Liste des tâches |
**1)** Traduisez en anglais la phrase suivante de l'extrait sur la prescription en procédure collective : « Un jugement de clôture pour insuffisance d'actif a été prononcé le 9 novembre 2009. »
**2)** Prolongez l'extrait sur la prescription en procédure collective au-delà de ses derniers mots.

Extrait à lire |
<<<<

Le jugement d'ouverture d'une procédure collective à l'encontre d'une société n'a eu d'effet suspensif de prescription qu'à l'égard de cette seule société, et non de ses codébiteurs solidaires, à l'égard desquels le comptable public disposait d'un droit de poursuite individuelle pendant toute la durée de cette procédure, bien que l'effet interruptif de prescription de la déclaration de créance, qui s'étend aux débiteurs solidaires, ait produit ses effets jusqu'à l'extinction de l'instance. Telle est la décision retenue par le Conseil d'Etat le 10 octobre 2014 (CE 9° et 10° s-s-r., 10 octobre 2014, n° 364344, mentionné aux tables du recueil Lebon
N° Lexbase : A2255MY8). Dans cette affaire, une procédure de liquidation judiciaire à l'encontre de la société a été ouverte. Le comptable public a procédé, le 7 janvier 2004, à la déclaration de la créance litigieuse à la procédure collective. Un jugement de clôture pour insuffisance d'actif a été prononcé le 9 novembre 2009. Par la suite, les 20 septembre, 8 octobre et 24 décembre 2010, le service des impôts des entreprises de Paris a décerné à une autre société (requérante), prise en sa qualité de débitrice solidaire, des mises en demeure, valant commandements, pour avoir paiement d'une somme correspondant au reliquat de la redevance due. Le Conseil d'Etat a précisé que le jugement d'ouverture de la procédure collective ne suspend la prescription qu'à l'égard de la personne visée par cette procédure, l'effet interruptif de prescription d'une déclaration de créance au passif d'une procédure collective ouverte à l'encontre de l'un des débiteurs solidaires s'étend aux autres débiteurs solidaires, pour les impositions au paiement desquelles ils sont solidairement tenus. De plus, le Conseil a ajouté que, selon le paragraphe 152 de l'instruction 12-C-1-98 du 23 mars 1998 (
N° Lexbase : X6183AAA), applicable à la date des réclamations présentées par la société requérante : "

>>>>

Enregistrements |
<<<<

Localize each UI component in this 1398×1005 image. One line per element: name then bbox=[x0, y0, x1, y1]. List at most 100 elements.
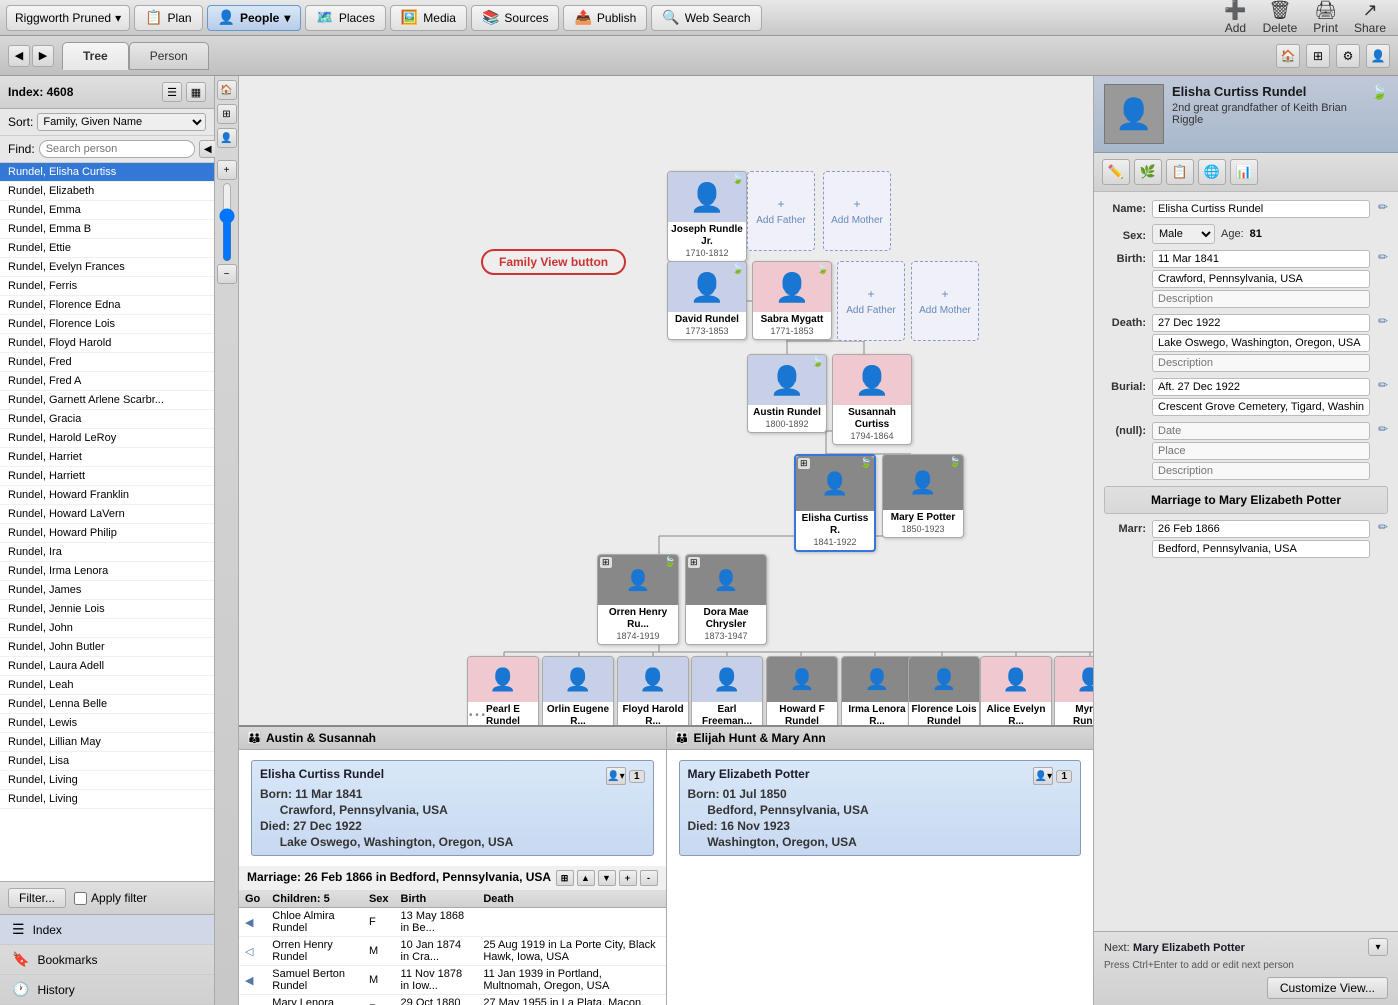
plan-button[interactable]: 📋 Plan bbox=[134, 5, 202, 31]
list-item[interactable]: Rundel, Lewis bbox=[0, 714, 214, 733]
person-card-orren[interactable]: 👤 ⊞ 🍃 Orren Henry Ru... 1874-1919 bbox=[597, 554, 679, 645]
list-item[interactable]: Rundel, Lenna Belle bbox=[0, 695, 214, 714]
death-desc-input[interactable] bbox=[1152, 354, 1370, 372]
marriage-ctl4[interactable]: + bbox=[619, 870, 637, 886]
child-name-2[interactable]: Orren Henry Rundel bbox=[266, 937, 363, 966]
list-item[interactable]: Rundel, Irma Lenora bbox=[0, 562, 214, 581]
sidebar-view-btn1[interactable]: ☰ bbox=[162, 82, 182, 102]
list-item[interactable]: Rundel, Fred A bbox=[0, 372, 214, 391]
list-item[interactable]: Rundel, Leah bbox=[0, 676, 214, 695]
sources-button[interactable]: 📚 Sources bbox=[471, 5, 559, 31]
marriage-ctl1[interactable]: ⊞ bbox=[556, 870, 574, 886]
list-item[interactable]: Rundel, Ira bbox=[0, 543, 214, 562]
birth-desc-input[interactable] bbox=[1152, 290, 1370, 308]
name-edit-icon[interactable]: ✏ bbox=[1378, 200, 1388, 214]
person-card-elisha[interactable]: 👤 🍃 ⊞ Elisha Curtiss R. 1841-1922 bbox=[794, 454, 876, 552]
list-item[interactable]: Rundel, Howard Philip bbox=[0, 524, 214, 543]
list-item[interactable]: Rundel, Harriet bbox=[0, 448, 214, 467]
marriage-ctl2[interactable]: ▲ bbox=[577, 870, 595, 886]
sex-select[interactable]: Male Female bbox=[1152, 224, 1215, 244]
null-edit-icon[interactable]: ✏ bbox=[1378, 422, 1388, 436]
person-card-alice[interactable]: 👤 Alice Evelyn R... 1901-1988 bbox=[980, 656, 1052, 725]
person-card-orlin[interactable]: 👤 Orlin Eugene R... 1897-1969 bbox=[542, 656, 614, 725]
right-copy-btn[interactable]: 📋 bbox=[1166, 159, 1194, 185]
null-place-input[interactable] bbox=[1152, 442, 1370, 460]
people-button[interactable]: 👤 People ▾ bbox=[207, 5, 302, 31]
marr-place-input[interactable] bbox=[1152, 540, 1370, 558]
person-card-earl[interactable]: 👤 Earl Freeman... 1901-1980 bbox=[691, 656, 763, 725]
person2-nav-btn[interactable]: 👤▾ bbox=[1033, 767, 1053, 785]
list-item[interactable]: Rundel, Howard LaVern bbox=[0, 505, 214, 524]
child-go-2[interactable]: ◁ bbox=[239, 937, 266, 966]
tab-tree[interactable]: Tree bbox=[62, 42, 129, 70]
burial-date-input[interactable] bbox=[1152, 378, 1370, 396]
list-item[interactable]: Rundel, Howard Franklin bbox=[0, 486, 214, 505]
sidebar-view-btn2[interactable]: ▦ bbox=[186, 82, 206, 102]
person-card-joseph[interactable]: 👤 🍃 Joseph Rundle Jr. 1710-1812 bbox=[667, 171, 747, 262]
list-item[interactable]: Rundel, Emma bbox=[0, 201, 214, 220]
customize-view-button[interactable]: Customize View... bbox=[1267, 977, 1388, 999]
person-card-sabra[interactable]: 👤 🍃 Sabra Mygatt 1771-1853 bbox=[752, 261, 832, 340]
list-item[interactable]: Rundel, Lisa bbox=[0, 752, 214, 771]
layout-button[interactable]: ⊞ bbox=[1306, 44, 1330, 68]
child-go-1[interactable]: ◀ bbox=[239, 908, 266, 937]
marr-date-input[interactable] bbox=[1152, 520, 1370, 538]
burial-place-input[interactable] bbox=[1152, 398, 1370, 416]
person-btn[interactable]: 👤 bbox=[1366, 44, 1390, 68]
person-card-austin[interactable]: 👤 🍃 Austin Rundel 1800-1892 bbox=[747, 354, 827, 433]
list-item[interactable]: Rundel, Living bbox=[0, 771, 214, 790]
death-place-input[interactable] bbox=[1152, 334, 1370, 352]
person-card-florence[interactable]: 👤 Florence Lois Rundel 1912-2000 bbox=[908, 656, 980, 725]
add-father-top[interactable]: + Add Father bbox=[747, 171, 815, 251]
marriage-section-btn[interactable]: Marriage to Mary Elizabeth Potter bbox=[1104, 486, 1388, 514]
zoom-in-btn[interactable]: + bbox=[217, 160, 237, 180]
settings-button[interactable]: ⚙ bbox=[1336, 44, 1360, 68]
list-item[interactable]: Rundel, Fred bbox=[0, 353, 214, 372]
list-item[interactable]: Rundel, Florence Edna bbox=[0, 296, 214, 315]
child-name-1[interactable]: Chloe Almira Rundel bbox=[266, 908, 363, 937]
list-item[interactable]: Rundel, Lillian May bbox=[0, 733, 214, 752]
publish-button[interactable]: 📤 Publish bbox=[563, 5, 647, 31]
right-web-btn[interactable]: 🌐 bbox=[1198, 159, 1226, 185]
list-item[interactable]: Rundel, Floyd Harold bbox=[0, 334, 214, 353]
layout-tree-btn[interactable]: ⊞ bbox=[217, 104, 237, 124]
person-card-mary-e[interactable]: 👤 🍃 Mary E Potter 1850-1923 bbox=[882, 454, 964, 538]
death-edit-icon[interactable]: ✏ bbox=[1378, 314, 1388, 328]
null-date-input[interactable] bbox=[1152, 422, 1370, 440]
sidebar-item-index[interactable]: ☰ Index bbox=[0, 915, 214, 945]
child-name-3[interactable]: Samuel Berton Rundel bbox=[266, 966, 363, 995]
next-collapse-btn[interactable]: ▾ bbox=[1368, 938, 1388, 956]
death-date-input[interactable] bbox=[1152, 314, 1370, 332]
add-button[interactable]: ➕ Add bbox=[1218, 0, 1252, 37]
list-item[interactable]: Rundel, Gracia bbox=[0, 410, 214, 429]
filter-checkbox-input[interactable] bbox=[74, 892, 87, 905]
right-leaf-btn[interactable]: 🌿 bbox=[1134, 159, 1162, 185]
back-button[interactable]: ◀ bbox=[8, 45, 30, 67]
home-tree-btn[interactable]: 🏠 bbox=[217, 80, 237, 100]
websearch-button[interactable]: 🔍 Web Search bbox=[651, 5, 761, 31]
marriage-ctl3[interactable]: ▼ bbox=[598, 870, 616, 886]
add-mother-top[interactable]: + Add Mother bbox=[823, 171, 891, 251]
add-father-mid[interactable]: + Add Father bbox=[837, 261, 905, 341]
family-view-button[interactable]: Family View button bbox=[481, 249, 626, 275]
zoom-slider[interactable] bbox=[219, 182, 235, 262]
child-go-4[interactable]: ◀ bbox=[239, 995, 266, 1005]
person-card-david[interactable]: 👤 🍃 David Rundel 1773-1853 bbox=[667, 261, 747, 340]
list-item[interactable]: Rundel, Elisha Curtiss bbox=[0, 163, 214, 182]
list-item[interactable]: Rundel, Living bbox=[0, 790, 214, 809]
search-input[interactable] bbox=[39, 140, 195, 158]
birth-place-input[interactable] bbox=[1152, 270, 1370, 288]
tab-person[interactable]: Person bbox=[129, 42, 209, 70]
add-mother-mid[interactable]: + Add Mother bbox=[911, 261, 979, 341]
right-chart-btn[interactable]: 📊 bbox=[1230, 159, 1258, 185]
app-dropdown[interactable]: Riggworth Pruned ▾ bbox=[6, 5, 130, 31]
person1-nav-btn[interactable]: 👤▾ bbox=[606, 767, 626, 785]
apply-filter-checkbox[interactable]: Apply filter bbox=[74, 891, 147, 905]
list-item[interactable]: Rundel, Evelyn Frances bbox=[0, 258, 214, 277]
filter-button[interactable]: Filter... bbox=[8, 888, 66, 908]
sort-select[interactable]: Family, Given Name Given Name Birth Date bbox=[37, 113, 206, 131]
list-item[interactable]: Rundel, Emma B bbox=[0, 220, 214, 239]
list-item[interactable]: Rundel, Ettie bbox=[0, 239, 214, 258]
person-tree-btn[interactable]: 👤 bbox=[217, 128, 237, 148]
list-item[interactable]: Rundel, Harriett bbox=[0, 467, 214, 486]
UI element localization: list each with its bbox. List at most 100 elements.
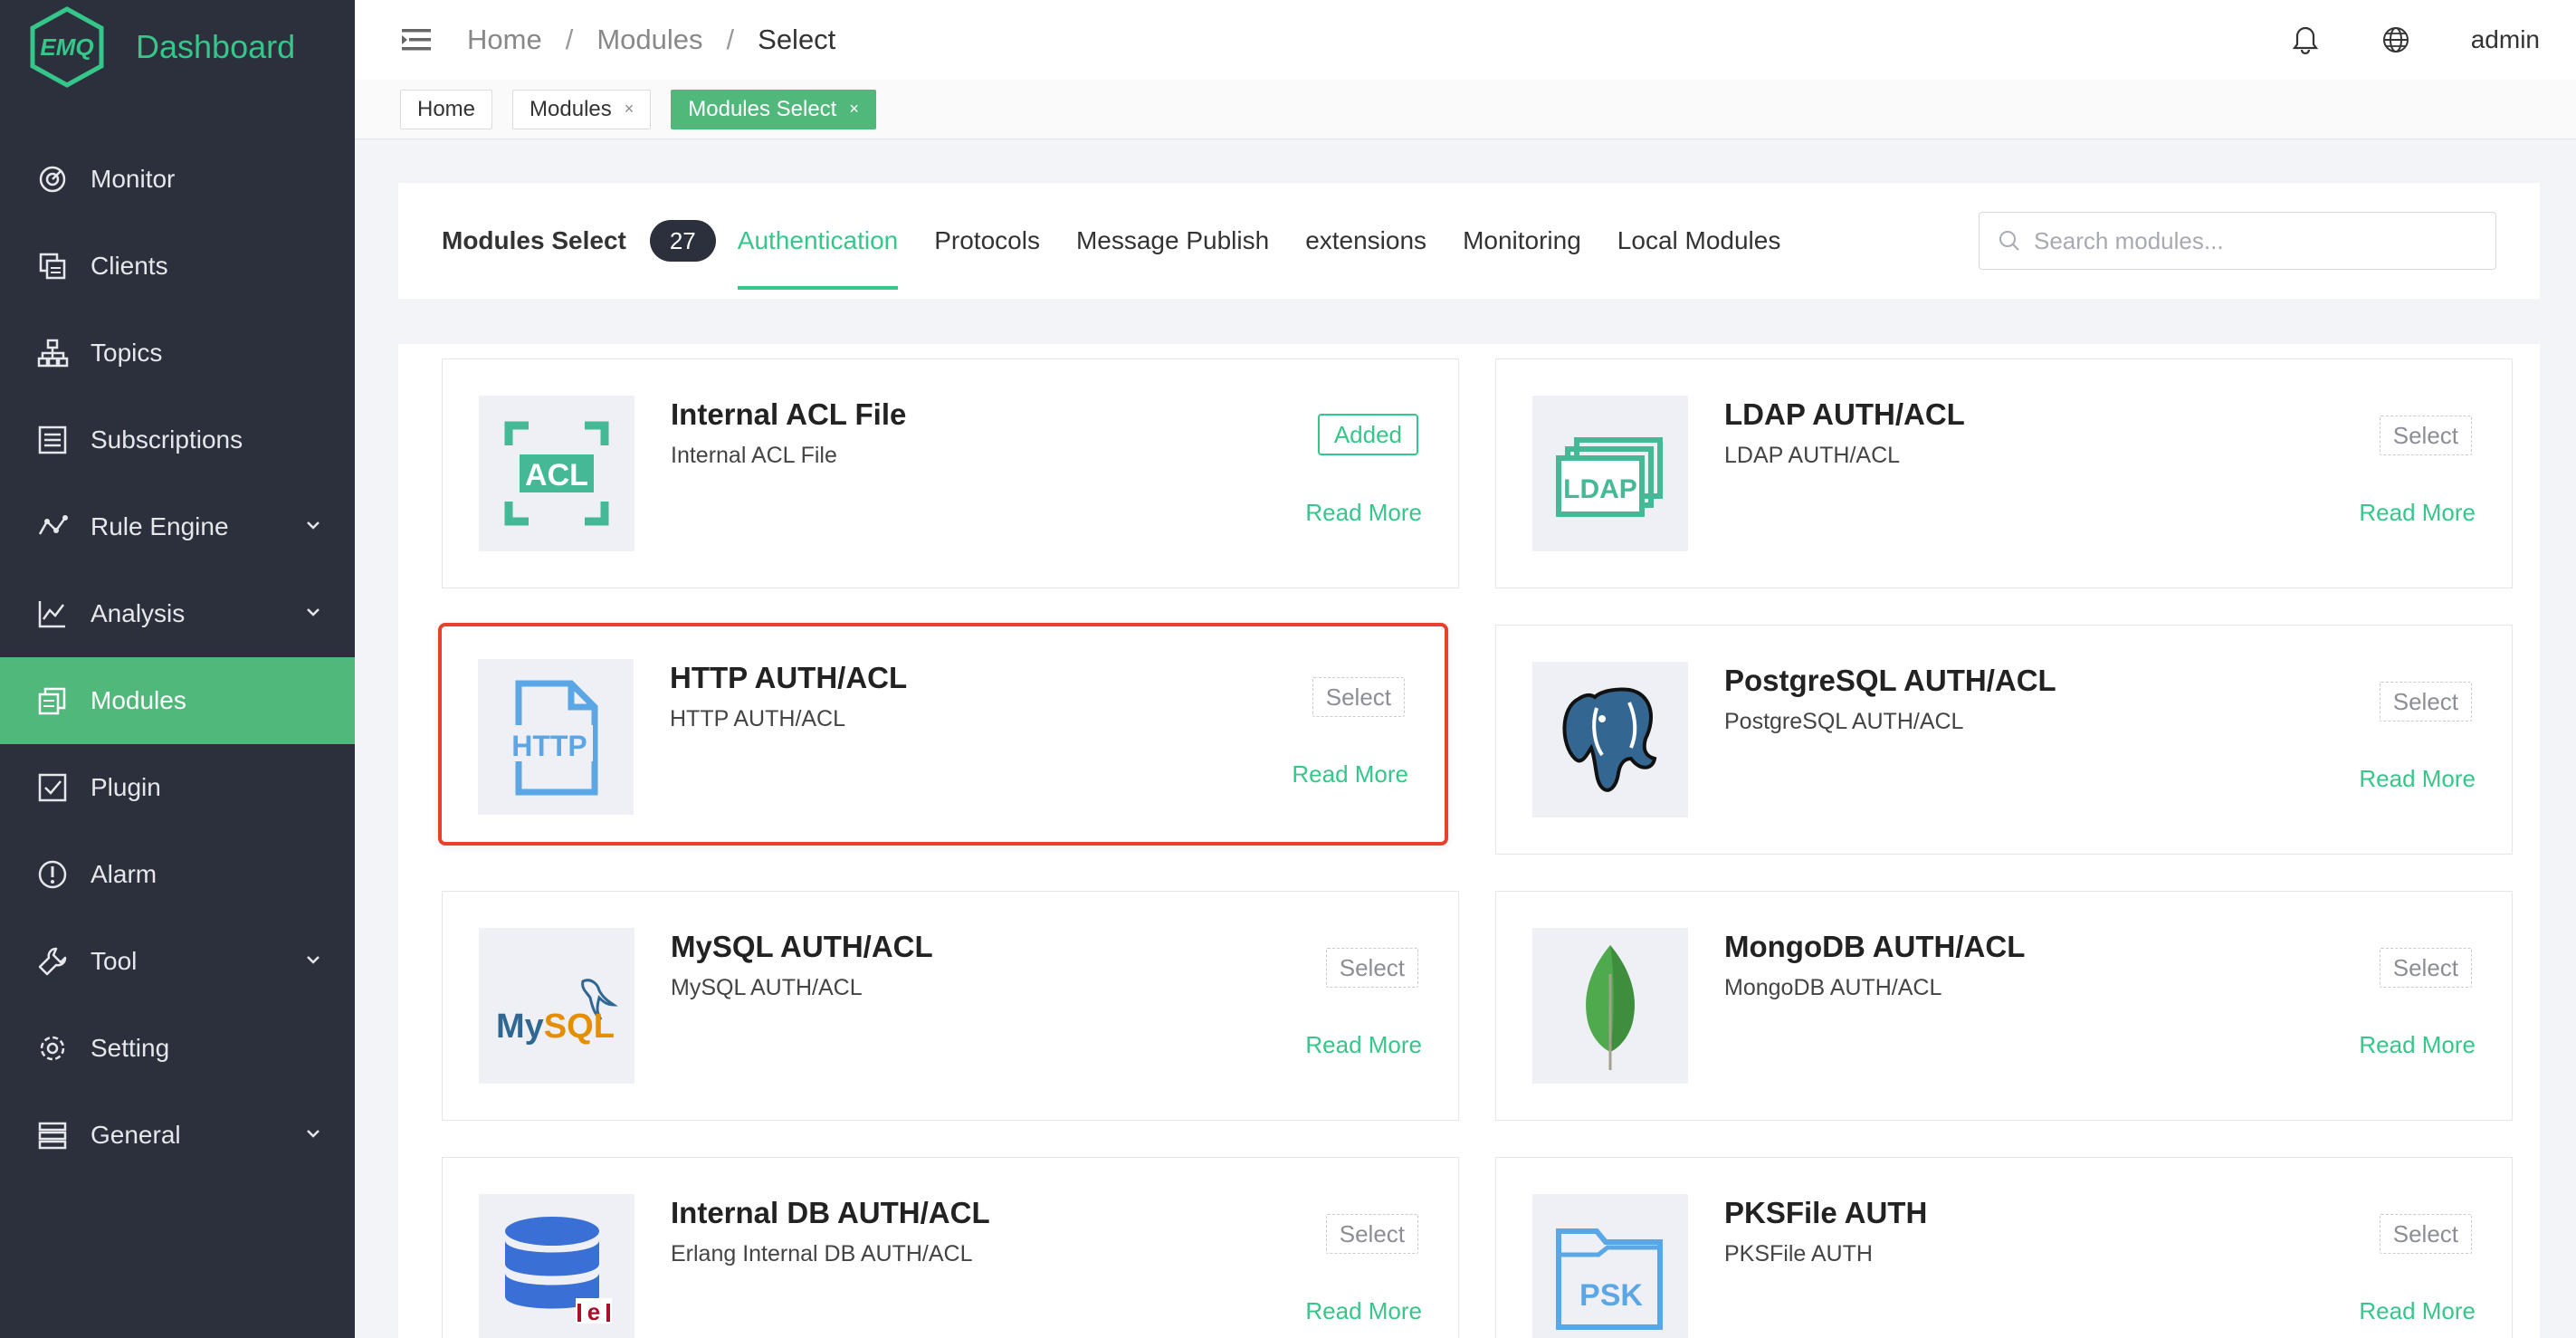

>>>>

Réponses aux tâches |
**1)** A judgment closing the proceedings for insufficiency of assets was delivered on November 9, 2009.

**2)**
le bénéfice de la suspension ne peut être invoqué que contre les personnes vis-à-vis desquelles la suspension est édictée. Ainsi, le créancier qui bénéficie d'une suspension de prescription parce qu'il est privé du droit d'agir contre son débiteur principal ou l'un de ses codébiteurs, même solidaire, ne peut invoquer la suspension de la prescription à l'égard de la caution ou des autres codébiteurs dès lors qu'il dispose de son droit de poursuite individuelle à leur égard". Cette interprétation administrative ne vise que les cas de suspension de prescription, et ne peut être utilement invoquée que par les personnes vis-à-vis desquelles la suspension a été édictée. Ainsi, le jugement d'ouverture d'une procédure collective à l'encontre d'une société n'a d'effet suspensif de prescription qu'à l'égard de cette seule société, bien que l'effet interruptif de prescription de la déclaration de créance, qui s'étend aux débiteurs solidaires, ait produit ses effets jusqu'à l'extinction de l'instance .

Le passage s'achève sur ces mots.